TASK GOAL: Select every line containing the word "JSON" from the material, and copy those lines.

----------------

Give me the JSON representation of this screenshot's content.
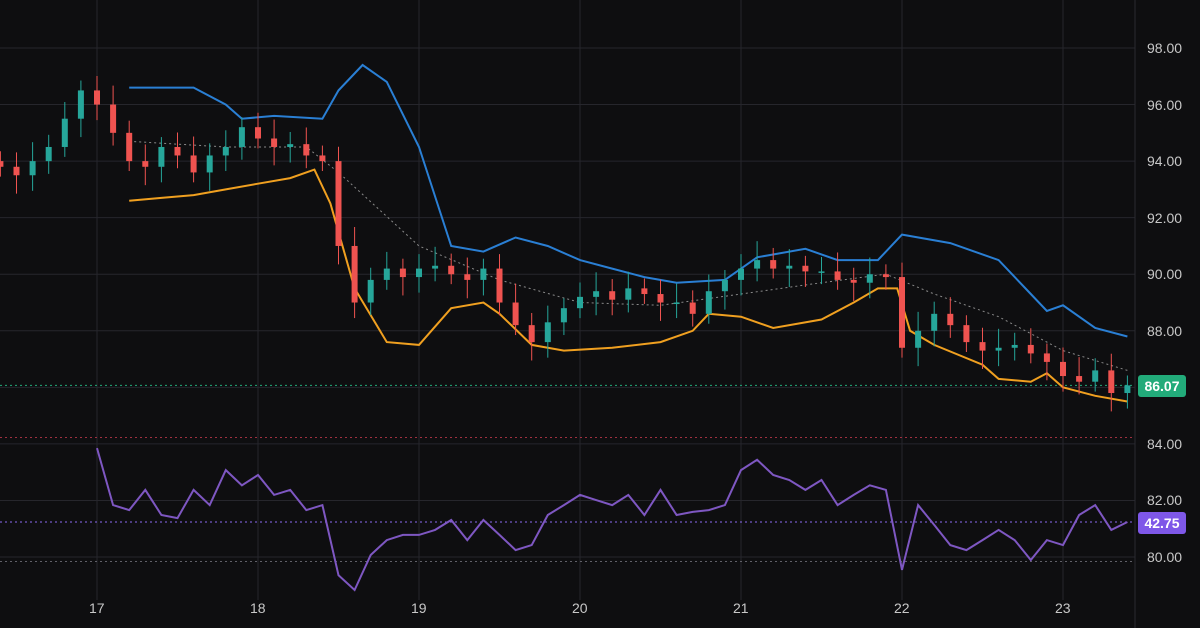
{
  "chart_data": {
    "type": "candlestick",
    "title": "",
    "y_ticks": [
      "98.00",
      "96.00",
      "94.00",
      "92.00",
      "90.00",
      "88.00",
      "86.00",
      "84.00",
      "82.00",
      "80.00"
    ],
    "y_tick_values": [
      98,
      96,
      94,
      92,
      90,
      88,
      86,
      84,
      82,
      80
    ],
    "x_ticks": [
      "17",
      "18",
      "19",
      "20",
      "21",
      "22",
      "23"
    ],
    "x_tick_values": [
      17,
      18,
      19,
      20,
      21,
      22,
      23
    ],
    "xlim": [
      16.4,
      23.45
    ],
    "ylim": [
      78.5,
      99.7
    ],
    "candle_step_days": 0.1,
    "candles_start": 16.4,
    "closes": [
      93.8,
      93.5,
      94.0,
      94.5,
      95.5,
      96.5,
      96.0,
      95.0,
      94.0,
      93.8,
      94.5,
      94.2,
      93.6,
      94.2,
      94.5,
      95.2,
      94.8,
      94.5,
      94.6,
      94.2,
      94.0,
      91.0,
      89.0,
      89.8,
      90.2,
      89.9,
      90.2,
      90.3,
      90.0,
      89.8,
      90.2,
      89.0,
      88.2,
      87.6,
      88.3,
      88.8,
      89.2,
      89.4,
      89.1,
      89.5,
      89.3,
      89.0,
      89.0,
      88.6,
      89.4,
      89.8,
      90.2,
      90.5,
      90.2,
      90.3,
      90.1,
      90.1,
      89.8,
      89.7,
      90.0,
      89.9,
      87.4,
      88.0,
      88.6,
      88.2,
      87.6,
      87.3,
      87.4,
      87.5,
      87.2,
      86.9,
      86.4,
      86.2,
      86.6,
      85.8,
      86.07
    ],
    "upper_band": [
      [
        17.2,
        96.6
      ],
      [
        17.6,
        96.6
      ],
      [
        17.8,
        96.0
      ],
      [
        17.9,
        95.5
      ],
      [
        18.1,
        95.6
      ],
      [
        18.4,
        95.5
      ],
      [
        18.5,
        96.5
      ],
      [
        18.65,
        97.4
      ],
      [
        18.8,
        96.8
      ],
      [
        19.0,
        94.5
      ],
      [
        19.2,
        91.0
      ],
      [
        19.4,
        90.8
      ],
      [
        19.6,
        91.3
      ],
      [
        19.8,
        91.0
      ],
      [
        20.0,
        90.5
      ],
      [
        20.2,
        90.2
      ],
      [
        20.4,
        89.9
      ],
      [
        20.6,
        89.7
      ],
      [
        20.9,
        89.8
      ],
      [
        21.1,
        90.6
      ],
      [
        21.4,
        90.9
      ],
      [
        21.6,
        90.5
      ],
      [
        21.85,
        90.5
      ],
      [
        22.0,
        91.4
      ],
      [
        22.3,
        91.1
      ],
      [
        22.6,
        90.5
      ],
      [
        22.8,
        89.3
      ],
      [
        22.9,
        88.7
      ],
      [
        23.0,
        88.9
      ],
      [
        23.2,
        88.1
      ],
      [
        23.4,
        87.8
      ]
    ],
    "lower_band": [
      [
        17.2,
        92.6
      ],
      [
        17.4,
        92.7
      ],
      [
        17.6,
        92.8
      ],
      [
        17.8,
        93.0
      ],
      [
        18.0,
        93.2
      ],
      [
        18.2,
        93.4
      ],
      [
        18.35,
        93.7
      ],
      [
        18.45,
        92.5
      ],
      [
        18.6,
        89.5
      ],
      [
        18.8,
        87.6
      ],
      [
        19.0,
        87.5
      ],
      [
        19.2,
        88.8
      ],
      [
        19.4,
        89.0
      ],
      [
        19.5,
        88.6
      ],
      [
        19.7,
        87.5
      ],
      [
        19.9,
        87.3
      ],
      [
        20.2,
        87.4
      ],
      [
        20.5,
        87.6
      ],
      [
        20.7,
        88.0
      ],
      [
        20.8,
        88.6
      ],
      [
        21.0,
        88.5
      ],
      [
        21.2,
        88.1
      ],
      [
        21.5,
        88.4
      ],
      [
        21.7,
        89.0
      ],
      [
        21.85,
        89.5
      ],
      [
        21.97,
        89.5
      ],
      [
        22.05,
        88.0
      ],
      [
        22.2,
        87.5
      ],
      [
        22.5,
        86.8
      ],
      [
        22.6,
        86.3
      ],
      [
        22.8,
        86.2
      ],
      [
        22.9,
        86.5
      ],
      [
        23.0,
        86.0
      ],
      [
        23.2,
        85.7
      ],
      [
        23.4,
        85.5
      ]
    ],
    "middle_band": [
      [
        17.2,
        94.7
      ],
      [
        17.8,
        94.5
      ],
      [
        18.3,
        94.5
      ],
      [
        18.5,
        93.6
      ],
      [
        19.0,
        91.0
      ],
      [
        19.5,
        89.8
      ],
      [
        20.0,
        89.0
      ],
      [
        20.5,
        88.9
      ],
      [
        21.0,
        89.3
      ],
      [
        21.5,
        89.7
      ],
      [
        21.9,
        90.0
      ],
      [
        22.2,
        89.3
      ],
      [
        22.6,
        88.5
      ],
      [
        23.0,
        87.3
      ],
      [
        23.4,
        86.6
      ]
    ],
    "rsi_start": 17.0,
    "rsi": [
      66.6,
      48.2,
      46.6,
      53.1,
      45.0,
      44.0,
      53.1,
      48.2,
      59.5,
      54.6,
      57.9,
      51.5,
      53.1,
      46.6,
      48.2,
      25.6,
      20.8,
      32.1,
      36.9,
      38.6,
      38.6,
      40.2,
      43.4,
      36.9,
      43.4,
      38.6,
      33.7,
      35.3,
      45.0,
      48.2,
      51.5,
      49.8,
      48.2,
      51.5,
      45.0,
      53.1,
      45.0,
      46.0,
      46.6,
      48.2,
      59.5,
      62.8,
      57.9,
      56.3,
      53.1,
      56.3,
      48.2,
      51.5,
      54.6,
      53.1,
      27.3,
      48.2,
      41.8,
      35.3,
      33.7,
      36.9,
      40.2,
      36.9,
      30.5,
      36.9,
      35.3,
      45.0,
      48.2,
      40.2,
      42.75
    ],
    "rsi_levels": [
      70,
      30
    ],
    "last_price": "86.07",
    "last_rsi": "42.75",
    "colors": {
      "up": "#26a69a",
      "down": "#ef5350",
      "upper": "#2a7fd4",
      "lower": "#f0a020",
      "middle": "#8a8a8a",
      "rsi": "#7e57c2",
      "bg": "#0e0e10",
      "grid": "#26262c"
    }
  }
}
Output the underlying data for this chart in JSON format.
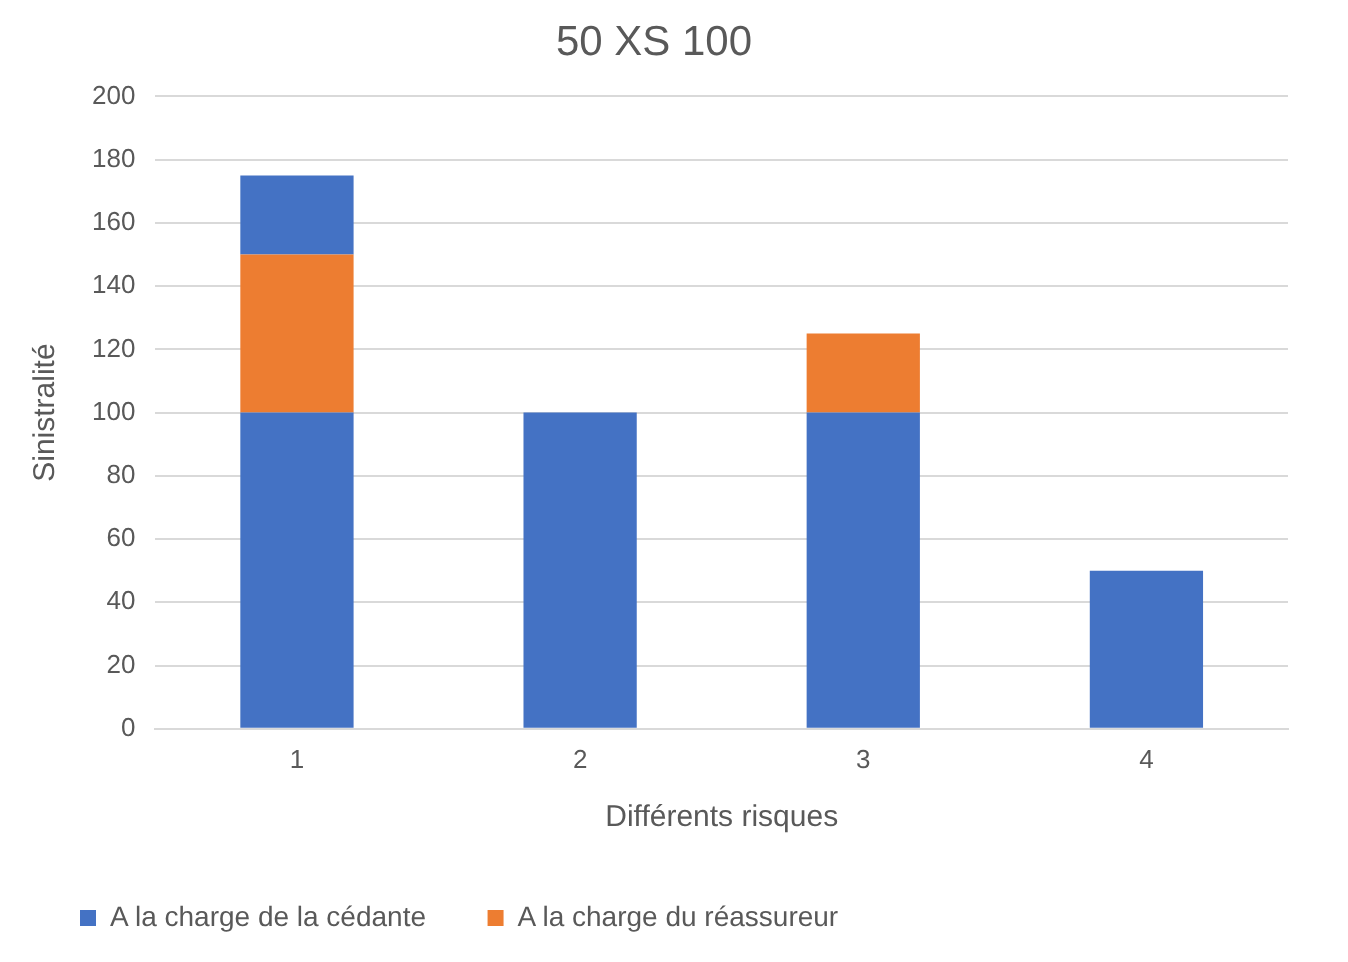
{
  "chart_data": {
    "type": "bar",
    "title": "50 XS 100",
    "xlabel": "Différents risques",
    "ylabel": "Sinistralité",
    "categories": [
      "1",
      "2",
      "3",
      "4"
    ],
    "series": [
      {
        "name": "A la charge de la cédante",
        "color": "#4472c4",
        "values": [
          100,
          100,
          100,
          50
        ]
      },
      {
        "name": "A la charge du réassureur",
        "color": "#ed7d31",
        "values": [
          50,
          0,
          25,
          0
        ]
      },
      {
        "color": "#4472c4",
        "values": [
          25,
          0,
          0,
          0
        ]
      }
    ],
    "stacked": true,
    "ylim": [
      0,
      200
    ],
    "yticks": [
      0,
      20,
      40,
      60,
      80,
      100,
      120,
      140,
      160,
      180,
      200
    ],
    "grid": "y",
    "legend": "bottom left"
  }
}
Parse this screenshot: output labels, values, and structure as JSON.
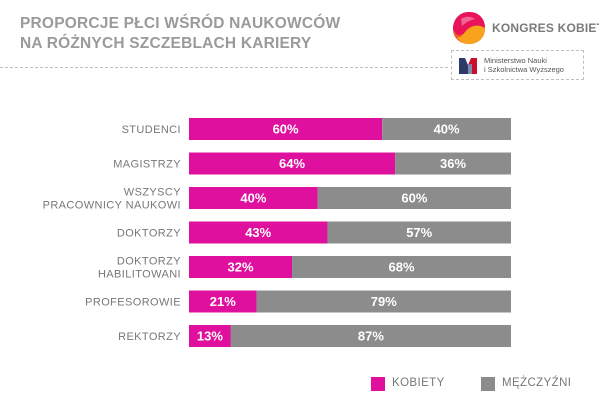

----------------

RESPONSE TO THIS EXERCISE:
Give me the JSON representation of this screenshot's content.
Output the underlying data for this chart in JSON format.
Parse this screenshot: output labels, values, and structure as JSON.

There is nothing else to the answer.